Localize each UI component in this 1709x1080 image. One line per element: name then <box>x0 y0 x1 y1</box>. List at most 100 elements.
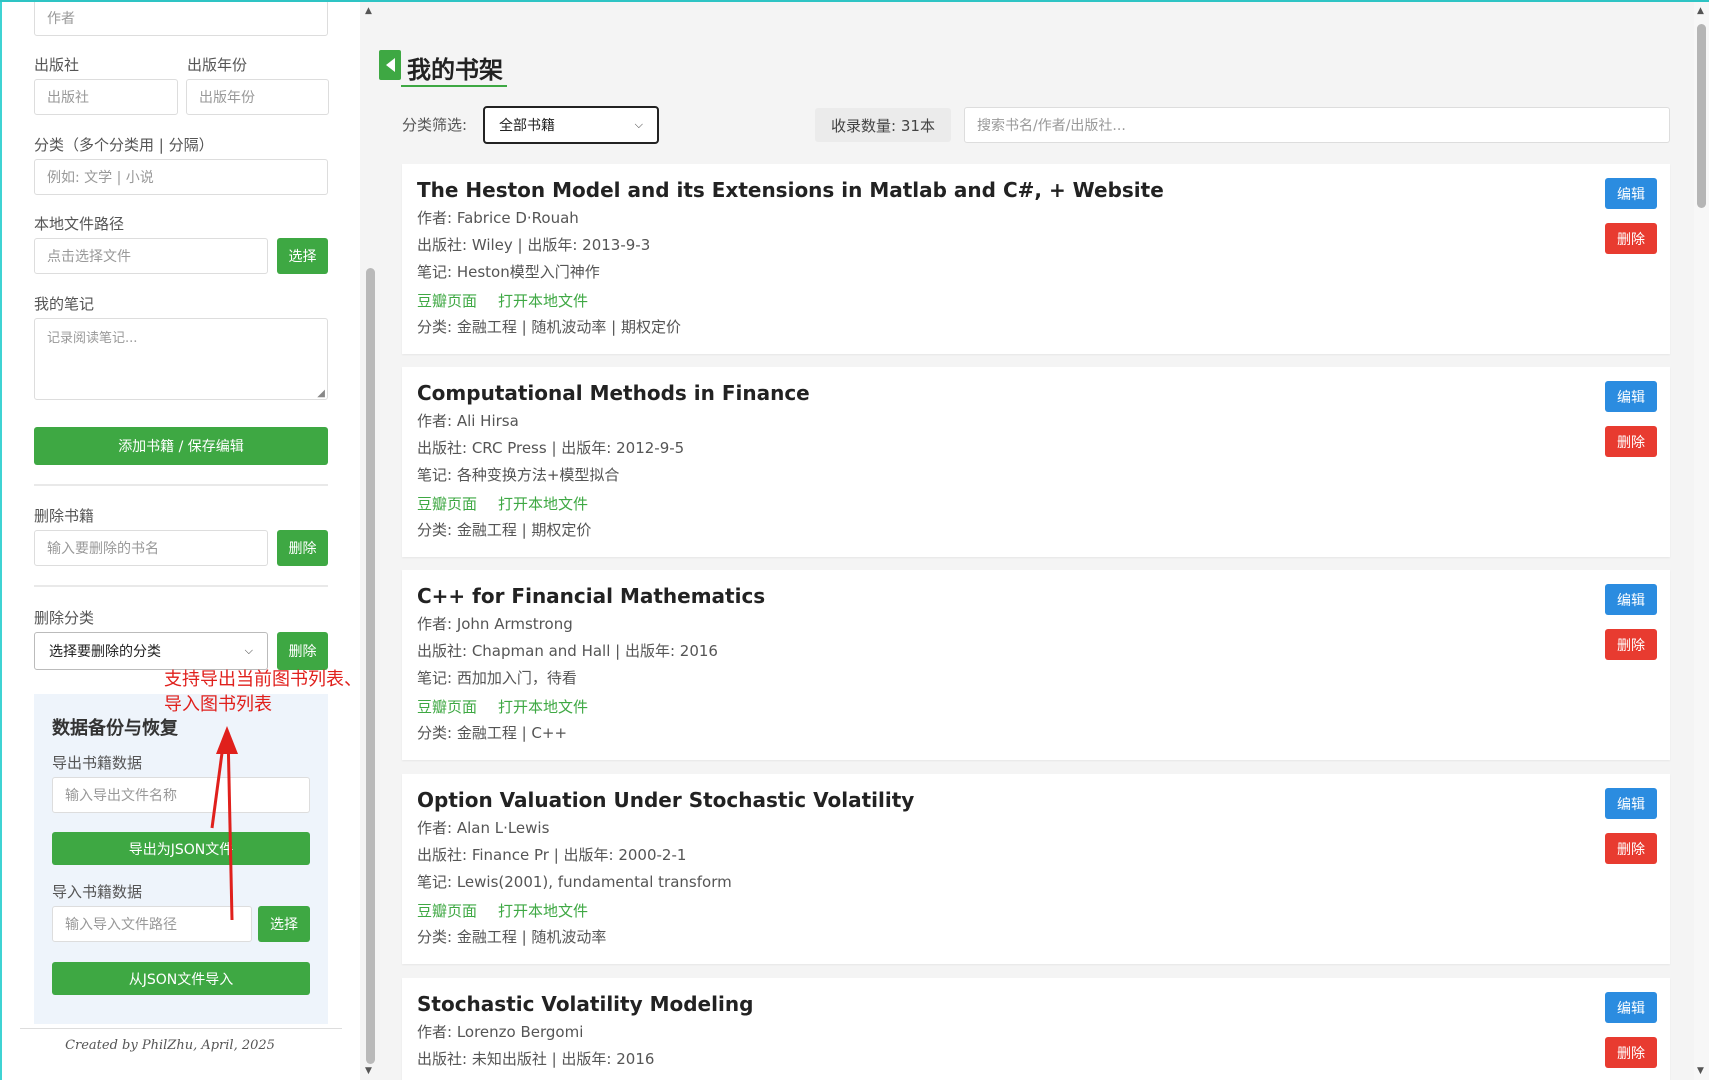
delete-book-placeholder: 输入要删除的书名 <box>47 541 159 557</box>
book-note: 笔记: 各种变换方法+模型拟合 <box>417 466 620 484</box>
book-author: 作者: John Armstrong <box>417 615 573 633</box>
book-category: 分类: 金融工程 | 随机波动率 <box>417 928 607 946</box>
edit-button[interactable]: 编辑 <box>1605 992 1657 1023</box>
delete-button[interactable]: 删除 <box>1605 1037 1657 1068</box>
export-label: 导出书籍数据 <box>52 754 143 772</box>
book-count-badge: 收录数量: 31本 <box>815 108 951 142</box>
delete-book-button[interactable]: 删除 <box>277 530 328 566</box>
book-title: C++ for Financial Mathematics <box>417 584 766 608</box>
delete-button[interactable]: 删除 <box>1605 223 1657 254</box>
book-title: The Heston Model and its Extensions in M… <box>417 178 1164 202</box>
edit-button[interactable]: 编辑 <box>1605 178 1657 209</box>
import-placeholder: 输入导入文件路径 <box>65 917 177 933</box>
scroll-down-arrow-icon[interactable]: ▼ <box>1697 1066 1704 1076</box>
search-input[interactable]: 搜索书名/作者/出版社... <box>964 107 1670 143</box>
book-card: C++ for Financial Mathematics 作者: John A… <box>402 570 1670 760</box>
open-local-file-link[interactable]: 打开本地文件 <box>498 696 588 717</box>
category-input[interactable]: 例如: 文学 | 小说 <box>34 159 328 195</box>
book-category: 分类: 金融工程 | 期权定价 <box>417 521 592 539</box>
delete-book-input[interactable]: 输入要删除的书名 <box>34 530 268 566</box>
book-publisher: 出版社: 未知出版社 | 出版年: 2016 <box>417 1050 655 1068</box>
book-card: Option Valuation Under Stochastic Volati… <box>402 774 1670 964</box>
douban-link[interactable]: 豆瓣页面 <box>417 900 477 921</box>
search-placeholder: 搜索书名/作者/出版社... <box>977 118 1126 134</box>
delete-category-button[interactable]: 删除 <box>277 632 328 670</box>
divider <box>34 484 328 486</box>
book-author: 作者: Alan L·Lewis <box>417 819 550 837</box>
export-filename-input[interactable]: 输入导出文件名称 <box>52 777 310 813</box>
delete-book-label: 删除书籍 <box>34 507 95 525</box>
annotation-line: 导入图书列表 <box>164 694 272 715</box>
book-category: 分类: 金融工程 | C++ <box>417 724 568 742</box>
author-input[interactable]: 作者 <box>34 2 328 36</box>
delete-category-label: 删除分类 <box>34 609 95 627</box>
resize-handle-icon[interactable]: ◢ <box>317 388 325 399</box>
annotation-line: 支持导出当前图书列表、 <box>164 669 362 690</box>
book-category: 分类: 金融工程 | 随机波动率 | 期权定价 <box>417 318 682 336</box>
year-input[interactable]: 出版年份 <box>186 79 329 115</box>
author-placeholder: 作者 <box>47 11 75 27</box>
book-author: 作者: Fabrice D·Rouah <box>417 209 579 227</box>
notes-textarea[interactable]: 记录阅读笔记... ◢ <box>34 318 328 400</box>
filepath-label: 本地文件路径 <box>34 215 125 233</box>
delete-button[interactable]: 删除 <box>1605 426 1657 457</box>
category-placeholder: 例如: 文学 | 小说 <box>47 170 154 186</box>
main-scrollbar-thumb[interactable] <box>1697 24 1706 208</box>
douban-link[interactable]: 豆瓣页面 <box>417 696 477 717</box>
delete-button[interactable]: 删除 <box>1605 833 1657 864</box>
book-title: Stochastic Volatility Modeling <box>417 992 754 1016</box>
backup-title: 数据备份与恢复 <box>52 718 178 739</box>
scroll-down-arrow-icon[interactable]: ▼ <box>365 1066 372 1076</box>
year-placeholder: 出版年份 <box>199 90 255 106</box>
delete-button[interactable]: 删除 <box>1605 629 1657 660</box>
book-card: Stochastic Volatility Modeling 作者: Loren… <box>402 978 1670 1080</box>
import-json-button[interactable]: 从JSON文件导入 <box>52 962 310 995</box>
page-title: 我的书架 <box>407 56 503 84</box>
book-card: The Heston Model and its Extensions in M… <box>402 164 1670 354</box>
book-title: Computational Methods in Finance <box>417 381 810 405</box>
category-filter-select[interactable]: 全部书籍 ⌵ <box>483 106 659 144</box>
backup-panel: 数据备份与恢复 导出书籍数据 输入导出文件名称 导出为JSON文件 导入书籍数据… <box>34 694 328 1024</box>
add-book-button[interactable]: 添加书籍 / 保存编辑 <box>34 427 328 465</box>
book-publisher: 出版社: Chapman and Hall | 出版年: 2016 <box>417 642 718 660</box>
edit-button[interactable]: 编辑 <box>1605 584 1657 615</box>
annotation-text: 支持导出当前图书列表、 导入图书列表 <box>164 667 364 717</box>
open-local-file-link[interactable]: 打开本地文件 <box>498 900 588 921</box>
edit-button[interactable]: 编辑 <box>1605 381 1657 412</box>
sidebar-scrollbar-thumb[interactable] <box>366 268 375 1064</box>
annotation-arrow-icon <box>210 726 238 920</box>
footer-credit: Created by PhilZhu, April, 2025 <box>65 1038 275 1053</box>
import-choose-button[interactable]: 选择 <box>258 906 310 942</box>
category-filter-value: 全部书籍 <box>499 118 555 134</box>
edit-button[interactable]: 编辑 <box>1605 788 1657 819</box>
publisher-placeholder: 出版社 <box>47 90 89 106</box>
delete-category-select[interactable]: 选择要删除的分类 ⌵ <box>34 632 268 670</box>
chevron-down-icon: ⌵ <box>244 644 253 657</box>
category-label: 分类（多个分类用 | 分隔） <box>34 136 214 154</box>
filter-label: 分类筛选: <box>402 116 468 134</box>
book-publisher: 出版社: Finance Pr | 出版年: 2000-2-1 <box>417 846 687 864</box>
scroll-up-arrow-icon[interactable]: ▲ <box>365 6 372 16</box>
scroll-up-arrow-icon[interactable]: ▲ <box>1697 6 1704 16</box>
open-local-file-link[interactable]: 打开本地文件 <box>498 493 588 514</box>
notes-label: 我的笔记 <box>34 295 95 313</box>
douban-link[interactable]: 豆瓣页面 <box>417 493 477 514</box>
filepath-input[interactable]: 点击选择文件 <box>34 238 268 274</box>
notes-placeholder: 记录阅读笔记... <box>47 331 138 346</box>
book-author: 作者: Lorenzo Bergomi <box>417 1023 584 1041</box>
douban-link[interactable]: 豆瓣页面 <box>417 290 477 311</box>
choose-file-button[interactable]: 选择 <box>277 238 328 274</box>
open-local-file-link[interactable]: 打开本地文件 <box>498 290 588 311</box>
export-placeholder: 输入导出文件名称 <box>65 788 177 804</box>
divider <box>34 585 328 587</box>
book-author: 作者: Ali Hirsa <box>417 412 519 430</box>
filepath-placeholder: 点击选择文件 <box>47 249 131 265</box>
import-label: 导入书籍数据 <box>52 883 143 901</box>
book-note: 笔记: Heston模型入门神作 <box>417 263 600 281</box>
footer-divider <box>20 1028 342 1029</box>
book-title: Option Valuation Under Stochastic Volati… <box>417 788 915 812</box>
year-label: 出版年份 <box>187 56 248 74</box>
publisher-input[interactable]: 出版社 <box>34 79 178 115</box>
export-json-button[interactable]: 导出为JSON文件 <box>52 832 310 865</box>
delete-category-select-value: 选择要删除的分类 <box>49 644 161 660</box>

**YOUR TASK**
Reproduce only the lines of the listing from the one containing "delete-book-placeholder: 输入要删除的书名 <box>47" through the one containing "open-local-file-link[interactable]: 打开本地文件 <box>498 696", inclusive, substituting "book-name" for every "book-title" and leaving everything else unchanged.

**REPLY**
delete-book-placeholder: 输入要删除的书名 <box>47 541 159 557</box>
book-note: 笔记: 各种变换方法+模型拟合 <box>417 466 620 484</box>
book-author: 作者: John Armstrong <box>417 615 573 633</box>
book-category: 分类: 金融工程 | 随机波动率 <box>417 928 607 946</box>
edit-button[interactable]: 编辑 <box>1605 992 1657 1023</box>
delete-button[interactable]: 删除 <box>1605 1037 1657 1068</box>
export-label: 导出书籍数据 <box>52 754 143 772</box>
book-count-badge: 收录数量: 31本 <box>815 108 951 142</box>
delete-book-button[interactable]: 删除 <box>277 530 328 566</box>
book-name: C++ for Financial Mathematics <box>417 584 766 608</box>
delete-button[interactable]: 删除 <box>1605 223 1657 254</box>
book-name: The Heston Model and its Extensions in M… <box>417 178 1164 202</box>
edit-button[interactable]: 编辑 <box>1605 178 1657 209</box>
import-placeholder: 输入导入文件路径 <box>65 917 177 933</box>
scroll-down-arrow-icon[interactable]: ▼ <box>1697 1066 1704 1076</box>
search-input[interactable]: 搜索书名/作者/出版社... <box>964 107 1670 143</box>
book-card: C++ for Financial Mathematics 作者: John A… <box>402 570 1670 760</box>
open-local-file-link[interactable]: 打开本地文件 <box>498 696 588 717</box>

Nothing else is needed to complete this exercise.